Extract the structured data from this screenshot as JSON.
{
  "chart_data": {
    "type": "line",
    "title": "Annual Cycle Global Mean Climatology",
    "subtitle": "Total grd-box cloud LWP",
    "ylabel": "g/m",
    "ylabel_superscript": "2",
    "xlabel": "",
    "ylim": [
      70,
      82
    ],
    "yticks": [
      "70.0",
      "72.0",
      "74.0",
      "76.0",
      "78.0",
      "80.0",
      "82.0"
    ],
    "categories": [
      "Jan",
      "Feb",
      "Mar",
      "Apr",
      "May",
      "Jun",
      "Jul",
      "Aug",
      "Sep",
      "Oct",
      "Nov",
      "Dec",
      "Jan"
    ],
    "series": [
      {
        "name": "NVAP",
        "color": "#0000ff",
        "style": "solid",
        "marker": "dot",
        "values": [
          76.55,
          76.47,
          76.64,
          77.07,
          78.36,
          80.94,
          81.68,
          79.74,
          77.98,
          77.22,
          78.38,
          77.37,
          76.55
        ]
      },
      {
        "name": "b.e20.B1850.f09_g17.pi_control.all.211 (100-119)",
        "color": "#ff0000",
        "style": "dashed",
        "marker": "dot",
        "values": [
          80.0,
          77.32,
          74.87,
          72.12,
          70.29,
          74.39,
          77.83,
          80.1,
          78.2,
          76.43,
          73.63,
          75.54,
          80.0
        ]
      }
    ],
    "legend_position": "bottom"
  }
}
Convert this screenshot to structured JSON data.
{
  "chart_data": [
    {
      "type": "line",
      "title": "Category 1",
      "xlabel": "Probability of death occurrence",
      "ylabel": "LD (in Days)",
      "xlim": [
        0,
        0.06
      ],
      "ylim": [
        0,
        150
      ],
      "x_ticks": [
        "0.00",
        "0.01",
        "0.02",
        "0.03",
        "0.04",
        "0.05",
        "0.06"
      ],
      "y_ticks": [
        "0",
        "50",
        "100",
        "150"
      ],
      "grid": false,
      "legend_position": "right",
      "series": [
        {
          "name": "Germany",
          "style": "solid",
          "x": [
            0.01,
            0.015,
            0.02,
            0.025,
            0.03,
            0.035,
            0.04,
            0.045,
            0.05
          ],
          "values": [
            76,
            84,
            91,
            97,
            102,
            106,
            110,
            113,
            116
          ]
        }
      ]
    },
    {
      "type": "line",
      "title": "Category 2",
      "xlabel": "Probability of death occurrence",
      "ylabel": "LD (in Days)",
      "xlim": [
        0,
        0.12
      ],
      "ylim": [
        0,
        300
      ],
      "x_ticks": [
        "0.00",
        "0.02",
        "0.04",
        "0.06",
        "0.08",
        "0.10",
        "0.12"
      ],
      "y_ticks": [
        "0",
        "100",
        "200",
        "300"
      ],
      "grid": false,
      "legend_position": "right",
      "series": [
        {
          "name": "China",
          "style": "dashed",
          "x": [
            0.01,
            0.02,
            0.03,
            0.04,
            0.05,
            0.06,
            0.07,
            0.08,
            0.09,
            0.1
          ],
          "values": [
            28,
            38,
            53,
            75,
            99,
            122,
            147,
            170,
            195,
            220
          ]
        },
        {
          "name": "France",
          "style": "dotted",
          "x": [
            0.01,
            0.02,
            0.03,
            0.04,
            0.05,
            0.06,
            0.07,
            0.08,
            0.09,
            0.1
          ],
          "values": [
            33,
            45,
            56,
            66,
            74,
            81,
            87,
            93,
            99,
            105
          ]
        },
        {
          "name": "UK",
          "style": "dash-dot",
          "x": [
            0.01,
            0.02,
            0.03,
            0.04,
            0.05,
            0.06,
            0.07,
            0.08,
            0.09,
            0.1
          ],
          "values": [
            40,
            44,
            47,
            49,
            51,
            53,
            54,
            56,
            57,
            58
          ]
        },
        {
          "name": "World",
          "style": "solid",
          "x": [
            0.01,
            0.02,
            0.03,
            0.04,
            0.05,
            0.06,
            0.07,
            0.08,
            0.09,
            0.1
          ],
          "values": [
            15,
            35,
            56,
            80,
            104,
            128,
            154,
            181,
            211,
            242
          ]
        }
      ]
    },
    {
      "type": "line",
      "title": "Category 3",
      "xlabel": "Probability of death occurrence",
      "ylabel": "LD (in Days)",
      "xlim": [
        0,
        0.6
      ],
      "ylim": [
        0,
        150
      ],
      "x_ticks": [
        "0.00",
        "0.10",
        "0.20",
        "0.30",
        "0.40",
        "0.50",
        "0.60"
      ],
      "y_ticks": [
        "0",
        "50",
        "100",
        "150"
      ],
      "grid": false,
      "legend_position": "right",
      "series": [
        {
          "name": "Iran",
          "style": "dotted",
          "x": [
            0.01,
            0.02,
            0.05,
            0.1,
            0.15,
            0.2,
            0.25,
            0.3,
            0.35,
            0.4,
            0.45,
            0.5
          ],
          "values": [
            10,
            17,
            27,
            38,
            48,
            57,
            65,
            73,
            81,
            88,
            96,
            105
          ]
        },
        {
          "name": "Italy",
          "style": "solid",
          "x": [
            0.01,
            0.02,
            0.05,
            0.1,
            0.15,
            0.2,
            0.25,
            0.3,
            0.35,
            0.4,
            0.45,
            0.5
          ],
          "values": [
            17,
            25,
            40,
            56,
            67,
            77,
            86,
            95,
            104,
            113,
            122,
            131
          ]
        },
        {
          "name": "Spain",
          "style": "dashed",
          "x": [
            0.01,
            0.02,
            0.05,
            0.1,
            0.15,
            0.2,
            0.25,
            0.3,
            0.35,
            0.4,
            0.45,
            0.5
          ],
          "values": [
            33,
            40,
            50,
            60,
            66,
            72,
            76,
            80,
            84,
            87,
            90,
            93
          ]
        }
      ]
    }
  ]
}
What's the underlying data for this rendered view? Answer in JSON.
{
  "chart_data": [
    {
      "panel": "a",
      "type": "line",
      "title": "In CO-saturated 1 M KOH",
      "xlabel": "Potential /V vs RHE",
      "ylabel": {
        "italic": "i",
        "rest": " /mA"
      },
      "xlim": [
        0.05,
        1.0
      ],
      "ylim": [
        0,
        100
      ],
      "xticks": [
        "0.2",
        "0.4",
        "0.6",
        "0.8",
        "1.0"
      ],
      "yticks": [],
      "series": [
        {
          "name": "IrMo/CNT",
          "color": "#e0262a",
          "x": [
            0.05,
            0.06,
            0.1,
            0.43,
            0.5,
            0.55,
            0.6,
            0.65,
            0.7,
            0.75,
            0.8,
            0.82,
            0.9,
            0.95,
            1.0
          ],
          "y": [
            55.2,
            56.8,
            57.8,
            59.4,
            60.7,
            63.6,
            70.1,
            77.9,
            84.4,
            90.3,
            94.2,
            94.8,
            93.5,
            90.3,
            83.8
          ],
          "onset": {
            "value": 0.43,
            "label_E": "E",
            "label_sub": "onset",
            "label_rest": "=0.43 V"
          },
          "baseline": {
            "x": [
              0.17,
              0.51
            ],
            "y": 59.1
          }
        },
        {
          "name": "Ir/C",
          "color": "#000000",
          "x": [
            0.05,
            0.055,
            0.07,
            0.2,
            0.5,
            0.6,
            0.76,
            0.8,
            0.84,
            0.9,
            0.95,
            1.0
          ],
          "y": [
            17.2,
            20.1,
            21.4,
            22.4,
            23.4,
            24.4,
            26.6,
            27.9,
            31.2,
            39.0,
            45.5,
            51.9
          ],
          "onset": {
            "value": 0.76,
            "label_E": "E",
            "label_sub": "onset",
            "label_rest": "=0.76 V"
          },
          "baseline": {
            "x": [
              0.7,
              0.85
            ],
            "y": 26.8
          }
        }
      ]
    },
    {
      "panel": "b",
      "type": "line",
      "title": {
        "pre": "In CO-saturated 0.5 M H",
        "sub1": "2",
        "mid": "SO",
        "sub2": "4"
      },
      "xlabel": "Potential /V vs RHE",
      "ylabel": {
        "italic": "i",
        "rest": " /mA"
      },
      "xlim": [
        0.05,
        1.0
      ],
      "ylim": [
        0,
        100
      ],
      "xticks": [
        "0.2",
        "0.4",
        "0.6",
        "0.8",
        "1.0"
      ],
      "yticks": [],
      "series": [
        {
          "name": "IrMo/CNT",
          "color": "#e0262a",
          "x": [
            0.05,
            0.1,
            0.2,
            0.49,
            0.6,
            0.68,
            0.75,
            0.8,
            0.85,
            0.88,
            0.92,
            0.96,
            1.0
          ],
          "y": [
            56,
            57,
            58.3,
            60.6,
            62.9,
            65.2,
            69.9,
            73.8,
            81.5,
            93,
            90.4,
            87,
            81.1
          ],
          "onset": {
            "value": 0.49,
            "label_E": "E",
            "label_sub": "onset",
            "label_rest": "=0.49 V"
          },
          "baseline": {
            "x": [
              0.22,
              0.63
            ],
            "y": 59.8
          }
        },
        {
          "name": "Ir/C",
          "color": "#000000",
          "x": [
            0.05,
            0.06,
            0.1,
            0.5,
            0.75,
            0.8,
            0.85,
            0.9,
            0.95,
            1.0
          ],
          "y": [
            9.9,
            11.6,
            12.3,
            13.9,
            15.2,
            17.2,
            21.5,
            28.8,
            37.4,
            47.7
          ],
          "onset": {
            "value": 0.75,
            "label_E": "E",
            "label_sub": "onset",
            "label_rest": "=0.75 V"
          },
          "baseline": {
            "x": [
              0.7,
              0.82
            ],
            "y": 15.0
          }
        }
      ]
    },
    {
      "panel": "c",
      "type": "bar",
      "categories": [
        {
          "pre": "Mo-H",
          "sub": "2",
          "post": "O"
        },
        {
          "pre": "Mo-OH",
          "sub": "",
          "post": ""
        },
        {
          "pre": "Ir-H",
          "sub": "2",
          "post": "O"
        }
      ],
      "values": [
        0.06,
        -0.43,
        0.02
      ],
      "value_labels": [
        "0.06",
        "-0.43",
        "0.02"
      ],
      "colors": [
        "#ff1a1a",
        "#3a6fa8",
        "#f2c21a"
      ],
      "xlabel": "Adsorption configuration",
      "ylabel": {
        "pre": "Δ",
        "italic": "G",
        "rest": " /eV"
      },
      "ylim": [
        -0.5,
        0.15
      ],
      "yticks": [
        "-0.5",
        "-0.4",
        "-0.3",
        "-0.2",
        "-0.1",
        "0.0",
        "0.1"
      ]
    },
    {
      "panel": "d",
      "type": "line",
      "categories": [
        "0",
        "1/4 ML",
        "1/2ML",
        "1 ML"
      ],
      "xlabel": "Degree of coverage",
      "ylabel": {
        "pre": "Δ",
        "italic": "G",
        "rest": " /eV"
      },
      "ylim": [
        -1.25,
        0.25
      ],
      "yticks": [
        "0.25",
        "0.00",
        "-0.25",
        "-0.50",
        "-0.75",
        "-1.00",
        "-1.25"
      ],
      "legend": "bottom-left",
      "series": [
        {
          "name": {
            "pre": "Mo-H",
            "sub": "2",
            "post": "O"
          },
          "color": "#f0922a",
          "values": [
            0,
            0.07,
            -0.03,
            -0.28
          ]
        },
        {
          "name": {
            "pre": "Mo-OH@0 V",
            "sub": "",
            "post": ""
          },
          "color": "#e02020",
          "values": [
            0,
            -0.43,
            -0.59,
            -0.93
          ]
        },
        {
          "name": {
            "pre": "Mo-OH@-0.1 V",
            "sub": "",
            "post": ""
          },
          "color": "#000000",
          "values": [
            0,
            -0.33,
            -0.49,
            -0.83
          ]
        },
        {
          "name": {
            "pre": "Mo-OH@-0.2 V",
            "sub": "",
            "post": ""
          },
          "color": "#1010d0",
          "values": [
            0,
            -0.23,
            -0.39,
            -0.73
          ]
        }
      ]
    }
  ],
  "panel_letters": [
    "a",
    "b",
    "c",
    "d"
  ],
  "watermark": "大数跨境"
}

* WHAT IS ASKED *
Which lines hold the string "bottom"? List them all.

* FINISHED EXERCISE *
    "legend_position": "bottom"
      "legend": "bottom-left",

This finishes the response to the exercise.